## WORK TO DO
Reproduce the records below exactly as given.

Some records:
◆ ◆ ◆

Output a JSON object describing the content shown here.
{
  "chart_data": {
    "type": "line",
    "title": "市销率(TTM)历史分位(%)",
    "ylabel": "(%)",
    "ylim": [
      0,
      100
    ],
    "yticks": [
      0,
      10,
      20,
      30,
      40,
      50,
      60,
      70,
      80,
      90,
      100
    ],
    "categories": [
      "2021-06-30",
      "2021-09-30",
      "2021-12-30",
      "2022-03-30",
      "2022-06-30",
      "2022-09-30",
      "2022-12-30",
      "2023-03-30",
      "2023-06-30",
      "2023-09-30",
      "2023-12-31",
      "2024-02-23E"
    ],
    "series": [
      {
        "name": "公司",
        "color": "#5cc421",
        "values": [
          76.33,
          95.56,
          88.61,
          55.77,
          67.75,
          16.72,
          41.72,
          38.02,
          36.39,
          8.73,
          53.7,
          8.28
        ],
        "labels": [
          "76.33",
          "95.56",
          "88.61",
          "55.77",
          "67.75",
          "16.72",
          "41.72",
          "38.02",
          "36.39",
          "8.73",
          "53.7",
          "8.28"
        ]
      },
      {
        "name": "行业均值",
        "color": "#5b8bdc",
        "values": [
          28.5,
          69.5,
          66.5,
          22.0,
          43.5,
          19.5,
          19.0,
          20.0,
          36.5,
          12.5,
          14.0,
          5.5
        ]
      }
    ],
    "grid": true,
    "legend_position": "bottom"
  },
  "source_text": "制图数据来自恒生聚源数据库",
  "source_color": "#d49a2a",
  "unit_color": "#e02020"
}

◆ ◆ ◆

## SOLUTION TO THE PROBLEM
Output a JSON object describing the content shown here.
{
  "chart_data": {
    "type": "line",
    "title": "市销率(TTM)历史分位(%)",
    "ylabel": "(%)",
    "ylim": [
      0,
      100
    ],
    "yticks": [
      0,
      10,
      20,
      30,
      40,
      50,
      60,
      70,
      80,
      90,
      100
    ],
    "categories": [
      "2021-06-30",
      "2021-09-30",
      "2021-12-30",
      "2022-03-30",
      "2022-06-30",
      "2022-09-30",
      "2022-12-30",
      "2023-03-30",
      "2023-06-30",
      "2023-09-30",
      "2023-12-31",
      "2024-02-23E"
    ],
    "series": [
      {
        "name": "公司",
        "color": "#5cc421",
        "values": [
          76.33,
          95.56,
          88.61,
          55.77,
          67.75,
          16.72,
          41.72,
          38.02,
          36.39,
          8.73,
          53.7,
          8.28
        ],
        "labels": [
          "76.33",
          "95.56",
          "88.61",
          "55.77",
          "67.75",
          "16.72",
          "41.72",
          "38.02",
          "36.39",
          "8.73",
          "53.7",
          "8.28"
        ]
      },
      {
        "name": "行业均值",
        "color": "#5b8bdc",
        "values": [
          28.5,
          69.5,
          66.5,
          22.0,
          43.5,
          19.5,
          19.0,
          20.0,
          36.5,
          12.5,
          14.0,
          5.5
        ]
      }
    ],
    "grid": true,
    "legend_position": "bottom"
  },
  "source_text": "制图数据来自恒生聚源数据库",
  "source_color": "#d49a2a",
  "unit_color": "#e02020"
}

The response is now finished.